Quote the data below in full, please, without altering anything.

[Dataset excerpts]
______
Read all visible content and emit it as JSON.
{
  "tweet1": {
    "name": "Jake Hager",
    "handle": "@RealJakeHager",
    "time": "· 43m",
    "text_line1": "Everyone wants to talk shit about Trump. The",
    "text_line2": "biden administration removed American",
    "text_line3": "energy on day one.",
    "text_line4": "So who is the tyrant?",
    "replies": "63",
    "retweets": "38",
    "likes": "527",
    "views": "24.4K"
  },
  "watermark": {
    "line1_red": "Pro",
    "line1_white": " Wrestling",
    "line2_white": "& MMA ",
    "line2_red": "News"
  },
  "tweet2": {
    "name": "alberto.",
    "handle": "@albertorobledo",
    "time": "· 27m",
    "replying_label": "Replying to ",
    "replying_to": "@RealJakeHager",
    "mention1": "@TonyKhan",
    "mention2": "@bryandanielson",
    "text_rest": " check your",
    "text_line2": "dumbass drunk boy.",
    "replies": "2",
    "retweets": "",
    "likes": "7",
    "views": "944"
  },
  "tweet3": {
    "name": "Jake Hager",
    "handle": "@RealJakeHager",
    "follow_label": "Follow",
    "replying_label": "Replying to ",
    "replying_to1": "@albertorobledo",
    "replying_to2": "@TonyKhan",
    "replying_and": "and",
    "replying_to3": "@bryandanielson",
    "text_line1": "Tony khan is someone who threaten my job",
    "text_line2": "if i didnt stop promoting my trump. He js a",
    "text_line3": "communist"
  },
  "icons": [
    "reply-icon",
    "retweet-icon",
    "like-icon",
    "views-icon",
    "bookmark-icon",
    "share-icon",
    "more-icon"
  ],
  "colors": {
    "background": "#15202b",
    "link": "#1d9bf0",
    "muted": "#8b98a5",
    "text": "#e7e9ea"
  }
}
______
■ Output for this task ■
Read all visible content and emit it as JSON.
{
  "tweet1": {
    "name": "Jake Hager",
    "handle": "@RealJakeHager",
    "time": "· 43m",
    "text_line1": "Everyone wants to talk shit about Trump. The",
    "text_line2": "biden administration removed American",
    "text_line3": "energy on day one.",
    "text_line4": "So who is the tyrant?",
    "replies": "63",
    "retweets": "38",
    "likes": "527",
    "views": "24.4K"
  },
  "watermark": {
    "line1_red": "Pro",
    "line1_white": " Wrestling",
    "line2_white": "& MMA ",
    "line2_red": "News"
  },
  "tweet2": {
    "name": "alberto.",
    "handle": "@albertorobledo",
    "time": "· 27m",
    "replying_label": "Replying to ",
    "replying_to": "@RealJakeHager",
    "mention1": "@TonyKhan",
    "mention2": "@bryandanielson",
    "text_rest": " check your",
    "text_line2": "dumbass drunk boy.",
    "replies": "2",
    "retweets": "",
    "likes": "7",
    "views": "944"
  },
  "tweet3": {
    "name": "Jake Hager",
    "handle": "@RealJakeHager",
    "follow_label": "Follow",
    "replying_label": "Replying to ",
    "replying_to1": "@albertorobledo",
    "replying_to2": "@TonyKhan",
    "replying_and": "and",
    "replying_to3": "@bryandanielson",
    "text_line1": "Tony khan is someone who threaten my job",
    "text_line2": "if i didnt stop promoting my trump. He js a",
    "text_line3": "communist"
  },
  "icons": [
    "reply-icon",
    "retweet-icon",
    "like-icon",
    "views-icon",
    "bookmark-icon",
    "share-icon",
    "more-icon"
  ],
  "colors": {
    "background": "#15202b",
    "link": "#1d9bf0",
    "muted": "#8b98a5",
    "text": "#e7e9ea"
  }
}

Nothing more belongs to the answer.